## Data records
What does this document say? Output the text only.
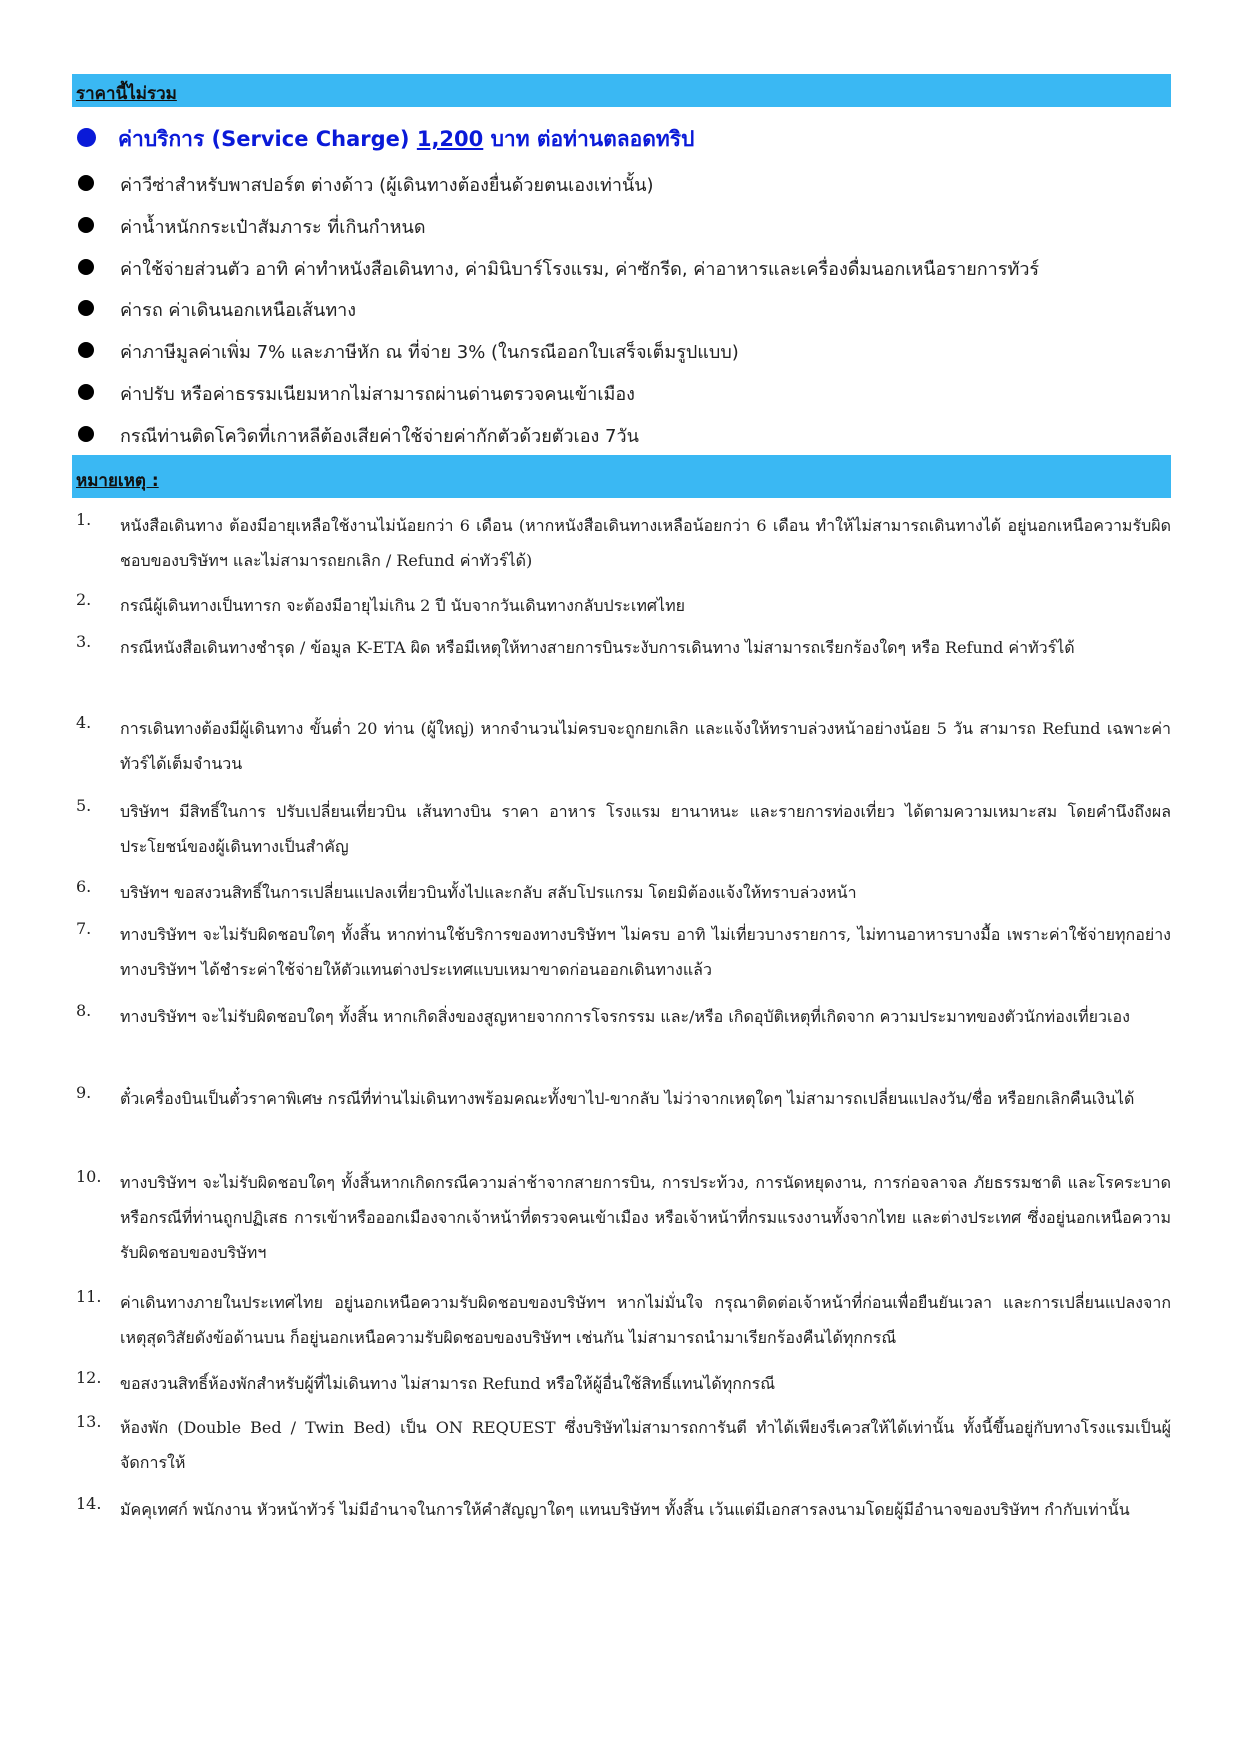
ราคานี้ไม่รวม
ค่าบริการ (Service Charge) 1,200 บาท ต่อท่านตลอดทริป
ค่าวีซ่าสำหรับพาสปอร์ต ต่างด้าว (ผู้เดินทางต้องยื่นด้วยตนเองเท่านั้น)
ค่าน้ำหนักกระเป๋าสัมภาระ ที่เกินกำหนด
ค่าใช้จ่ายส่วนตัว อาทิ ค่าทำหนังสือเดินทาง, ค่ามินิบาร์โรงแรม, ค่าซักรีด, ค่าอาหารและเครื่องดื่มนอกเหนือรายการทัวร์
ค่ารถ ค่าเดินนอกเหนือเส้นทาง
ค่าภาษีมูลค่าเพิ่ม 7% และภาษีหัก ณ ที่จ่าย 3% (ในกรณีออกใบเสร็จเต็มรูปแบบ)
ค่าปรับ หรือค่าธรรมเนียมหากไม่สามารถผ่านด่านตรวจคนเข้าเมือง
กรณีท่านติดโควิดที่เกาหลีต้องเสียค่าใช้จ่ายค่ากักตัวด้วยตัวเอง 7วัน
หมายเหตุ :
1. หนังสือเดินทาง ต้องมีอายุเหลือใช้งานไม่น้อยกว่า 6 เดือน (หากหนังสือเดินทางเหลือน้อยกว่า 6 เดือน ทำให้ไม่สามารถเดินทางได้ อยู่นอกเหนือความรับผิดชอบของบริษัทฯ และไม่สามารถยกเลิก / Refund ค่าทัวร์ได้)
2. กรณีผู้เดินทางเป็นทารก จะต้องมีอายุไม่เกิน 2 ปี นับจากวันเดินทางกลับประเทศไทย
3. กรณีหนังสือเดินทางชำรุด / ข้อมูล K-ETA ผิด หรือมีเหตุให้ทางสายการบินระงับการเดินทาง ไม่สามารถเรียกร้องใดๆ หรือ Refund ค่าทัวร์ได้
4. การเดินทางต้องมีผู้เดินทาง ขั้นต่ำ 20 ท่าน (ผู้ใหญ่) หากจำนวนไม่ครบจะถูกยกเลิก และแจ้งให้ทราบล่วงหน้าอย่างน้อย 5 วัน สามารถ Refund เฉพาะค่าทัวร์ได้เต็มจำนวน
5. บริษัทฯ มีสิทธิ์ในการ ปรับเปลี่ยนเที่ยวบิน เส้นทางบิน ราคา อาหาร โรงแรม ยานาหนะ และรายการท่องเที่ยว ได้ตามความเหมาะสม โดยคำนึงถึงผลประโยชน์ของผู้เดินทางเป็นสำคัญ
6. บริษัทฯ ขอสงวนสิทธิ์ในการเปลี่ยนแปลงเที่ยวบินทั้งไปและกลับ สลับโปรแกรม โดยมิต้องแจ้งให้ทราบล่วงหน้า
7. ทางบริษัทฯ จะไม่รับผิดชอบใดๆ ทั้งสิ้น หากท่านใช้บริการของทางบริษัทฯ ไม่ครบ อาทิ ไม่เที่ยวบางรายการ, ไม่ทานอาหารบางมื้อ เพราะค่าใช้จ่ายทุกอย่าง ทางบริษัทฯ ได้ชำระค่าใช้จ่ายให้ตัวแทนต่างประเทศแบบเหมาขาดก่อนออกเดินทางแล้ว
8. ทางบริษัทฯ จะไม่รับผิดชอบใดๆ ทั้งสิ้น หากเกิดสิ่งของสูญหายจากการโจรกรรม และ/หรือ เกิดอุบัติเหตุที่เกิดจาก ความประมาทของตัวนักท่องเที่ยวเอง
9. ตั๋วเครื่องบินเป็นตั๋วราคาพิเศษ กรณีที่ท่านไม่เดินทางพร้อมคณะทั้งขาไป-ขากลับ ไม่ว่าจากเหตุใดๆ ไม่สามารถเปลี่ยนแปลงวัน/ชื่อ หรือยกเลิกคืนเงินได้
10. ทางบริษัทฯ จะไม่รับผิดชอบใดๆ ทั้งสิ้นหากเกิดกรณีความล่าช้าจากสายการบิน, การประท้วง, การนัดหยุดงาน, การก่อจลาจล ภัยธรรมชาติ และโรคระบาด หรือกรณีที่ท่านถูกปฏิเสธ การเข้าหรือออกเมืองจากเจ้าหน้าที่ตรวจคนเข้าเมือง หรือเจ้าหน้าที่กรมแรงงานทั้งจากไทย และต่างประเทศ ซึ่งอยู่นอกเหนือความรับผิดชอบของบริษัทฯ
11. ค่าเดินทางภายในประเทศไทย อยู่นอกเหนือความรับผิดชอบของบริษัทฯ หากไม่มั่นใจ กรุณาติดต่อเจ้าหน้าที่ก่อนเพื่อยืนยันเวลา และการเปลี่ยนแปลงจากเหตุสุดวิสัยดังข้อด้านบน ก็อยู่นอกเหนือความรับผิดชอบของบริษัทฯ เช่นกัน ไม่สามารถนำมาเรียกร้องคืนได้ทุกกรณี
12. ขอสงวนสิทธิ์ห้องพักสำหรับผู้ที่ไม่เดินทาง ไม่สามารถ Refund หรือให้ผู้อื่นใช้สิทธิ์แทนได้ทุกกรณี
13. ห้องพัก (Double Bed / Twin Bed) เป็น ON REQUEST ซึ่งบริษัทไม่สามารถการันตี ทำได้เพียงรีเควสให้ได้เท่านั้น ทั้งนี้ขึ้นอยู่กับทางโรงแรมเป็นผู้จัดการให้
14. มัคคุเทศก์ พนักงาน หัวหน้าทัวร์ ไม่มีอำนาจในการให้คำสัญญาใดๆ แทนบริษัทฯ ทั้งสิ้น เว้นแต่มีเอกสารลงนามโดยผู้มีอำนาจของบริษัทฯ กำกับเท่านั้น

## Task brief
Images in the records should not be copied. Repeat all the rest exactly.

## Answer to the exercise
What does this document say? Output the text only.
ราคานี้ไม่รวม
ค่าบริการ (Service Charge) 1,200 บาท ต่อท่านตลอดทริป
ค่าวีซ่าสำหรับพาสปอร์ต ต่างด้าว (ผู้เดินทางต้องยื่นด้วยตนเองเท่านั้น)
ค่าน้ำหนักกระเป๋าสัมภาระ ที่เกินกำหนด
ค่าใช้จ่ายส่วนตัว อาทิ ค่าทำหนังสือเดินทาง, ค่ามินิบาร์โรงแรม, ค่าซักรีด, ค่าอาหารและเครื่องดื่มนอกเหนือรายการทัวร์
ค่ารถ ค่าเดินนอกเหนือเส้นทาง
ค่าภาษีมูลค่าเพิ่ม 7% และภาษีหัก ณ ที่จ่าย 3% (ในกรณีออกใบเสร็จเต็มรูปแบบ)
ค่าปรับ หรือค่าธรรมเนียมหากไม่สามารถผ่านด่านตรวจคนเข้าเมือง
กรณีท่านติดโควิดที่เกาหลีต้องเสียค่าใช้จ่ายค่ากักตัวด้วยตัวเอง 7วัน
หมายเหตุ :
1. หนังสือเดินทาง ต้องมีอายุเหลือใช้งานไม่น้อยกว่า 6 เดือน (หากหนังสือเดินทางเหลือน้อยกว่า 6 เดือน ทำให้ไม่สามารถเดินทางได้ อยู่นอกเหนือความรับผิดชอบของบริษัทฯ และไม่สามารถยกเลิก / Refund ค่าทัวร์ได้)
2. กรณีผู้เดินทางเป็นทารก จะต้องมีอายุไม่เกิน 2 ปี นับจากวันเดินทางกลับประเทศไทย
3. กรณีหนังสือเดินทางชำรุด / ข้อมูล K-ETA ผิด หรือมีเหตุให้ทางสายการบินระงับการเดินทาง ไม่สามารถเรียกร้องใดๆ หรือ Refund ค่าทัวร์ได้
4. การเดินทางต้องมีผู้เดินทาง ขั้นต่ำ 20 ท่าน (ผู้ใหญ่) หากจำนวนไม่ครบจะถูกยกเลิก และแจ้งให้ทราบล่วงหน้าอย่างน้อย 5 วัน สามารถ Refund เฉพาะค่าทัวร์ได้เต็มจำนวน
5. บริษัทฯ มีสิทธิ์ในการ ปรับเปลี่ยนเที่ยวบิน เส้นทางบิน ราคา อาหาร โรงแรม ยานาหนะ และรายการท่องเที่ยว ได้ตามความเหมาะสม โดยคำนึงถึงผลประโยชน์ของผู้เดินทางเป็นสำคัญ
6. บริษัทฯ ขอสงวนสิทธิ์ในการเปลี่ยนแปลงเที่ยวบินทั้งไปและกลับ สลับโปรแกรม โดยมิต้องแจ้งให้ทราบล่วงหน้า
7. ทางบริษัทฯ จะไม่รับผิดชอบใดๆ ทั้งสิ้น หากท่านใช้บริการของทางบริษัทฯ ไม่ครบ อาทิ ไม่เที่ยวบางรายการ, ไม่ทานอาหารบางมื้อ เพราะค่าใช้จ่ายทุกอย่าง ทางบริษัทฯ ได้ชำระค่าใช้จ่ายให้ตัวแทนต่างประเทศแบบเหมาขาดก่อนออกเดินทางแล้ว
8. ทางบริษัทฯ จะไม่รับผิดชอบใดๆ ทั้งสิ้น หากเกิดสิ่งของสูญหายจากการโจรกรรม และ/หรือ เกิดอุบัติเหตุที่เกิดจาก ความประมาทของตัวนักท่องเที่ยวเอง
9. ตั๋วเครื่องบินเป็นตั๋วราคาพิเศษ กรณีที่ท่านไม่เดินทางพร้อมคณะทั้งขาไป-ขากลับ ไม่ว่าจากเหตุใดๆ ไม่สามารถเปลี่ยนแปลงวัน/ชื่อ หรือยกเลิกคืนเงินได้
10. ทางบริษัทฯ จะไม่รับผิดชอบใดๆ ทั้งสิ้นหากเกิดกรณีความล่าช้าจากสายการบิน, การประท้วง, การนัดหยุดงาน, การก่อจลาจล ภัยธรรมชาติ และโรคระบาด หรือกรณีที่ท่านถูกปฏิเสธ การเข้าหรือออกเมืองจากเจ้าหน้าที่ตรวจคนเข้าเมือง หรือเจ้าหน้าที่กรมแรงงานทั้งจากไทย และต่างประเทศ ซึ่งอยู่นอกเหนือความรับผิดชอบของบริษัทฯ
11. ค่าเดินทางภายในประเทศไทย อยู่นอกเหนือความรับผิดชอบของบริษัทฯ หากไม่มั่นใจ กรุณาติดต่อเจ้าหน้าที่ก่อนเพื่อยืนยันเวลา และการเปลี่ยนแปลงจากเหตุสุดวิสัยดังข้อด้านบน ก็อยู่นอกเหนือความรับผิดชอบของบริษัทฯ เช่นกัน ไม่สามารถนำมาเรียกร้องคืนได้ทุกกรณี
12. ขอสงวนสิทธิ์ห้องพักสำหรับผู้ที่ไม่เดินทาง ไม่สามารถ Refund หรือให้ผู้อื่นใช้สิทธิ์แทนได้ทุกกรณี
13. ห้องพัก (Double Bed / Twin Bed) เป็น ON REQUEST ซึ่งบริษัทไม่สามารถการันตี ทำได้เพียงรีเควสให้ได้เท่านั้น ทั้งนี้ขึ้นอยู่กับทางโรงแรมเป็นผู้จัดการให้
14. มัคคุเทศก์ พนักงาน หัวหน้าทัวร์ ไม่มีอำนาจในการให้คำสัญญาใดๆ แทนบริษัทฯ ทั้งสิ้น เว้นแต่มีเอกสารลงนามโดยผู้มีอำนาจของบริษัทฯ กำกับเท่านั้น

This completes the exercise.